### Exercise
Find all lines in the records that include the word "недоступном", and copy them out.

▽

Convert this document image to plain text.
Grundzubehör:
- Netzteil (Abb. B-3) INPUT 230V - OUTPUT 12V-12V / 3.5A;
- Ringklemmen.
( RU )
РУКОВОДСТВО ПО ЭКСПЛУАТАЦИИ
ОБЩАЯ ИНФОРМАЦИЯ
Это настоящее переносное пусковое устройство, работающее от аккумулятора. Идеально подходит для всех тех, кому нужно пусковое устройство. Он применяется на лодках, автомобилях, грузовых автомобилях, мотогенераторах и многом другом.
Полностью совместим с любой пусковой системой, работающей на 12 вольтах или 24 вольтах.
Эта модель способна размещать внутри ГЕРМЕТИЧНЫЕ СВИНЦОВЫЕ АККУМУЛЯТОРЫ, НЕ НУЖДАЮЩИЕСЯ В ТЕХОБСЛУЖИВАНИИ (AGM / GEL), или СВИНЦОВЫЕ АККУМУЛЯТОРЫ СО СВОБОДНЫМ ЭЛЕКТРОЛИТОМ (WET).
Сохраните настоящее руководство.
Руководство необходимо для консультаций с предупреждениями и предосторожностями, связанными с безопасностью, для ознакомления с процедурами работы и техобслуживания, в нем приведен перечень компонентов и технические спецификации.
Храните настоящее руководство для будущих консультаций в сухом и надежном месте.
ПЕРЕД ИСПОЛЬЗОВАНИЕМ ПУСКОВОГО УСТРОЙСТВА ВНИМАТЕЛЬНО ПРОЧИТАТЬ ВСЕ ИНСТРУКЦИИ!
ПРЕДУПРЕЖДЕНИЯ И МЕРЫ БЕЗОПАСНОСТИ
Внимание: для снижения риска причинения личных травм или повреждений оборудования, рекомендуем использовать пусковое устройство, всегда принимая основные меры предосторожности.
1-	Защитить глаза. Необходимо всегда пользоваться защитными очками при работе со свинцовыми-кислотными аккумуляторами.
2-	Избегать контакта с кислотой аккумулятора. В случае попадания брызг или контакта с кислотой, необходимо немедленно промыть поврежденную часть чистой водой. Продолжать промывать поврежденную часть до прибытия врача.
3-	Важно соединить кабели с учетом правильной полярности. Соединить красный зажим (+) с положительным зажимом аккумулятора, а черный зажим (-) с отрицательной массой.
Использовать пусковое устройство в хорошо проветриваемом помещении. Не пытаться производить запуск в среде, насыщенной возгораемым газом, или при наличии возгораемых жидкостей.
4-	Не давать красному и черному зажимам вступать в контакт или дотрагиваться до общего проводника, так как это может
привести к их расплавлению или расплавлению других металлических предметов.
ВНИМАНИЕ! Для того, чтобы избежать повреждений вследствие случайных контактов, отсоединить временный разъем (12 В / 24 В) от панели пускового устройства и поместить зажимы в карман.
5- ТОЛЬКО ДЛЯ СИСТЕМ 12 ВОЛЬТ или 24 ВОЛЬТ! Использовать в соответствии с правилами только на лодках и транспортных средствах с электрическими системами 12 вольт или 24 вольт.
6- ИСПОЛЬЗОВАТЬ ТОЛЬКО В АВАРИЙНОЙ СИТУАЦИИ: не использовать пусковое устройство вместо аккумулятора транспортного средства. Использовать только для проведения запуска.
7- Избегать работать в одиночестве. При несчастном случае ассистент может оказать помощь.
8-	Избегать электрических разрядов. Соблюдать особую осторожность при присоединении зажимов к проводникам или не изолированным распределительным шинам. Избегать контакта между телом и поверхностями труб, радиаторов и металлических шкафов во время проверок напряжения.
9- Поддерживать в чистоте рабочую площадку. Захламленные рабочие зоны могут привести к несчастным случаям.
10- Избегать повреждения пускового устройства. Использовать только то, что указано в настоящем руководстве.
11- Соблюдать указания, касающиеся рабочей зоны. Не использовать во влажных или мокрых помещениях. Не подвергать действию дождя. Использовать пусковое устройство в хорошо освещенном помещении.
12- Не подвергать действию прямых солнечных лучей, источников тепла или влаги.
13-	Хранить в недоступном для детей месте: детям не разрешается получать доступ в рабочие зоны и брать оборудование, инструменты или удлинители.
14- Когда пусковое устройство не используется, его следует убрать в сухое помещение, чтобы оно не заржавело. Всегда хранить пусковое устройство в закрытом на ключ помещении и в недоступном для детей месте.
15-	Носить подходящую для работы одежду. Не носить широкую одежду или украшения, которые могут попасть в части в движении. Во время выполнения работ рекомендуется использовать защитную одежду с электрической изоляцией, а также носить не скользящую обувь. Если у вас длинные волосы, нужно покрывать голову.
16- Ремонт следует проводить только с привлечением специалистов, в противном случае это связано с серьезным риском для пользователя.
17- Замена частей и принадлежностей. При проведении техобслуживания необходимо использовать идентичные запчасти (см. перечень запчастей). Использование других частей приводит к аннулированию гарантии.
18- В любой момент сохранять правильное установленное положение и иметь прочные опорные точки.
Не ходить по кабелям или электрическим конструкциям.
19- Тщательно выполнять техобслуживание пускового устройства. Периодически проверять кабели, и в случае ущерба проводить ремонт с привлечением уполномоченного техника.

△

### Correct answer
13-	Хранить в недоступном для детей месте: детям не разрешается получать доступ в рабочие зоны и брать оборудование, инструменты или удлинители.
14- Когда пусковое устройство не используется, его следует убрать в сухое помещение, чтобы оно не заржавело. Всегда хранить пусковое устройство в закрытом на ключ помещении и в недоступном для детей месте.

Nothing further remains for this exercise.